### WRITTEN INSTRUCTION
Copy all lines of the listing that include the string "Dieu".

### MATERIAL SHOWN
▼
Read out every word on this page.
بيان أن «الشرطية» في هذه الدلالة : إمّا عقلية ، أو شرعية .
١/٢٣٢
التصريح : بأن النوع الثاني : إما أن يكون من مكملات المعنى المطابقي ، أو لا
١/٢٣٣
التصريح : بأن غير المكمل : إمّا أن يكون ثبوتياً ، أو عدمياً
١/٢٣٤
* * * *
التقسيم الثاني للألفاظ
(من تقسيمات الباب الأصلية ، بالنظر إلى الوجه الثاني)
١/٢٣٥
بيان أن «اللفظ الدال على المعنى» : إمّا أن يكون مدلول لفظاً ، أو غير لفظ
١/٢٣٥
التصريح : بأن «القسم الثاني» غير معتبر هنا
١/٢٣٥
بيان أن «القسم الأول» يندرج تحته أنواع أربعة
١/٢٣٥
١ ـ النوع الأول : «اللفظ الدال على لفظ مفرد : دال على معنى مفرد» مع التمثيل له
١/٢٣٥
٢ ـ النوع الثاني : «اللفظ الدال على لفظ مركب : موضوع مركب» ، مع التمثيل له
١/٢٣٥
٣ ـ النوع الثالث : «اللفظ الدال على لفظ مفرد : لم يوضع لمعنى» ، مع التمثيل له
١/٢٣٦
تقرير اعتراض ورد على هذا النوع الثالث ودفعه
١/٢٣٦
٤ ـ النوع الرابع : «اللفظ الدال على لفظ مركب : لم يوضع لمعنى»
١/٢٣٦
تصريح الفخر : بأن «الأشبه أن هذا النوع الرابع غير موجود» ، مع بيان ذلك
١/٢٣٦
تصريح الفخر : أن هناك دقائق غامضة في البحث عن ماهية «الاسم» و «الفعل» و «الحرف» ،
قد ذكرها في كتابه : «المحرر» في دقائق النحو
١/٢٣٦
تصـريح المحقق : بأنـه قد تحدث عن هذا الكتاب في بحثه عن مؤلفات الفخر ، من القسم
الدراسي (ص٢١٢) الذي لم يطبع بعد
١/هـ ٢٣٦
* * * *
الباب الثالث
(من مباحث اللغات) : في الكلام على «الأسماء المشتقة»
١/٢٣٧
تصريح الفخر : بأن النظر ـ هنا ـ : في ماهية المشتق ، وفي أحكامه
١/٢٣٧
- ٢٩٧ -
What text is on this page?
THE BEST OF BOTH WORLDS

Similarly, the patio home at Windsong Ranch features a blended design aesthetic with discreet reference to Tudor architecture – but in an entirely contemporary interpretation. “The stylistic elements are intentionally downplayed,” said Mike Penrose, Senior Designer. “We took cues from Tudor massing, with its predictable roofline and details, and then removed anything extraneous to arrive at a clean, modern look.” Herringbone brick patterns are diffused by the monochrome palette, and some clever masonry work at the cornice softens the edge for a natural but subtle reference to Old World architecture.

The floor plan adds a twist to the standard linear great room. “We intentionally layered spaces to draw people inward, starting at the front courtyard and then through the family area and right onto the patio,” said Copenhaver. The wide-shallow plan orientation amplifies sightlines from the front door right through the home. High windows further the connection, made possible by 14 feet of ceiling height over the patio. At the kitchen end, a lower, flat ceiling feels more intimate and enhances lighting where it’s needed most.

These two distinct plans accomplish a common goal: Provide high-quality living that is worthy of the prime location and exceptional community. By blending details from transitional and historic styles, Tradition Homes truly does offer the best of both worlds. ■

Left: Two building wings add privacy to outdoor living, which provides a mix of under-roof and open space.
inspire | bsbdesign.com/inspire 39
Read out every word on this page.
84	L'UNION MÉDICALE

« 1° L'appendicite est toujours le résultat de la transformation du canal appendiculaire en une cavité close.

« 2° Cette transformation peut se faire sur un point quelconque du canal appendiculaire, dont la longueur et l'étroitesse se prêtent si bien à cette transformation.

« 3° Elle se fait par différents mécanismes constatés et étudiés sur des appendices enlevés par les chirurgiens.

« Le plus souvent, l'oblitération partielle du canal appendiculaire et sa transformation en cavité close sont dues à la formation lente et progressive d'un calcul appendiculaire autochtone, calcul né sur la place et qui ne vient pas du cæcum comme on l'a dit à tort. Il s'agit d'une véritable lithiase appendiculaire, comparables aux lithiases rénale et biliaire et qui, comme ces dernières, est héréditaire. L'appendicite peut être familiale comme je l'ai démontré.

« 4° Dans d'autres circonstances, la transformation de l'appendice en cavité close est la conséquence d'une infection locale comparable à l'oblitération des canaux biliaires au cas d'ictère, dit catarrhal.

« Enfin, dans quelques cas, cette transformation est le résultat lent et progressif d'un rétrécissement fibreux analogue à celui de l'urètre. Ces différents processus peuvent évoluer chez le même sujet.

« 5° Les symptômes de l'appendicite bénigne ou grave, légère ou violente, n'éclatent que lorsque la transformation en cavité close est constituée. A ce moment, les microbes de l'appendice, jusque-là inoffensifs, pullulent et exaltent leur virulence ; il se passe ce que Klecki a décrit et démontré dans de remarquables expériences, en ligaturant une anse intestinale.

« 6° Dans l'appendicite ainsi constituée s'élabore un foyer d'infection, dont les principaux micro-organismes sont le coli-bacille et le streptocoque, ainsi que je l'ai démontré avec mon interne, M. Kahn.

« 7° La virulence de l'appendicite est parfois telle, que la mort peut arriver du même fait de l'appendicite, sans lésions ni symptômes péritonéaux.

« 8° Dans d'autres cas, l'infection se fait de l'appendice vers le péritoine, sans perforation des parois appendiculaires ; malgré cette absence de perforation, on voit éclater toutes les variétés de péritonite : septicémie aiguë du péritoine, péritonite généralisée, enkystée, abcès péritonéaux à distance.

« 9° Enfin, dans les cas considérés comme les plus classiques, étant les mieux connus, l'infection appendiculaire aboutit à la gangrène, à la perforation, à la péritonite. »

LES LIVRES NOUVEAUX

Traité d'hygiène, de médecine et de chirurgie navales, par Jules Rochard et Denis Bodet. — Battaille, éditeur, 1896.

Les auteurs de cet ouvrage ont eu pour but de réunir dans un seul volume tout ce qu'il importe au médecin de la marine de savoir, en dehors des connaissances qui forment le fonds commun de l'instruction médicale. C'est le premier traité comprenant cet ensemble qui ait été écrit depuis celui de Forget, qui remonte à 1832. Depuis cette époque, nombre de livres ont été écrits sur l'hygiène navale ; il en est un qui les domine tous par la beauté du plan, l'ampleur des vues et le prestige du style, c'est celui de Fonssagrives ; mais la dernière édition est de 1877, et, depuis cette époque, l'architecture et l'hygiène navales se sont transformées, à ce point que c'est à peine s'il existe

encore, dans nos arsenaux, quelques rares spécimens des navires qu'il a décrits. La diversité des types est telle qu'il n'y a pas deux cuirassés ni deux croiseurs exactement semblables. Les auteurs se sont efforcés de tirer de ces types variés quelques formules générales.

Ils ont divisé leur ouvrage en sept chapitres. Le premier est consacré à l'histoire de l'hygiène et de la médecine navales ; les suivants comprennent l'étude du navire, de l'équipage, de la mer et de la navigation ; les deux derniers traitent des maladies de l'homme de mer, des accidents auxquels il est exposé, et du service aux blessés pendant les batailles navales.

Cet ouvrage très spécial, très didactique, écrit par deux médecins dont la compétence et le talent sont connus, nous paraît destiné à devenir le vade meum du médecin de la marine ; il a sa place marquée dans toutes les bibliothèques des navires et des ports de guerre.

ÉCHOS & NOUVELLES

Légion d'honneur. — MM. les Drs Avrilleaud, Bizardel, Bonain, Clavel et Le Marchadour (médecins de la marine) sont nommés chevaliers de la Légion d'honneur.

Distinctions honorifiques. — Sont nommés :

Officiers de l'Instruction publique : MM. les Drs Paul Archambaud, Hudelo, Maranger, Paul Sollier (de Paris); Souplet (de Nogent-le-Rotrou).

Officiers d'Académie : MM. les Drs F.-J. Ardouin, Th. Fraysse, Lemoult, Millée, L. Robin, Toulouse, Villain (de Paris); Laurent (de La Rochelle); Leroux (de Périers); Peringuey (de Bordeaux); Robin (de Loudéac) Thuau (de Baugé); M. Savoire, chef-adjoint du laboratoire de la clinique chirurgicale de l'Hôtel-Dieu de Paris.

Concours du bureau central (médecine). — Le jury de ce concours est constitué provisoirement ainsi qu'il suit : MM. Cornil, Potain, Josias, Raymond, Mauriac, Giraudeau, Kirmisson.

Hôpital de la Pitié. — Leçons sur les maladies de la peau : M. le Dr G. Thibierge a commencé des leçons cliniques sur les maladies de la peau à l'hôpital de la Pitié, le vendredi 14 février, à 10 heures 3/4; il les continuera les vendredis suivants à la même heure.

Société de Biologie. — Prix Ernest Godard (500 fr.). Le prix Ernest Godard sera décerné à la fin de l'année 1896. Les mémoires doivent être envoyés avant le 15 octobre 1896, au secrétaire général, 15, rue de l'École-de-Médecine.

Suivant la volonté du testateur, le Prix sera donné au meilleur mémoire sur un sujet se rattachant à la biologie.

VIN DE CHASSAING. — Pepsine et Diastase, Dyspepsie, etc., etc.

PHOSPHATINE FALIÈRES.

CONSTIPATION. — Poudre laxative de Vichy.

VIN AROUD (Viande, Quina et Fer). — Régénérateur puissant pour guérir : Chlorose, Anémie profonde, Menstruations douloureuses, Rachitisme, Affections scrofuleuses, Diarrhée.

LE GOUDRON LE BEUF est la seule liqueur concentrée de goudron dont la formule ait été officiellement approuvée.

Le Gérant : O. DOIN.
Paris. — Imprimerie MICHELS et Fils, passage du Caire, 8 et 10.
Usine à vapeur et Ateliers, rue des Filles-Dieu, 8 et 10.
▲
### FULL SOLUTION
Officiers d'Académie : MM. les Drs F.-J. Ardouin, Th. Fraysse, Lemoult, Millée, L. Robin, Toulouse, Villain (de Paris); Laurent (de La Rochelle); Leroux (de Périers); Peringuey (de Bordeaux); Robin (de Loudéac) Thuau (de Baugé); M. Savoire, chef-adjoint du laboratoire de la clinique chirurgicale de l'Hôtel-Dieu de Paris.
Usine à vapeur et Ateliers, rue des Filles-Dieu, 8 et 10.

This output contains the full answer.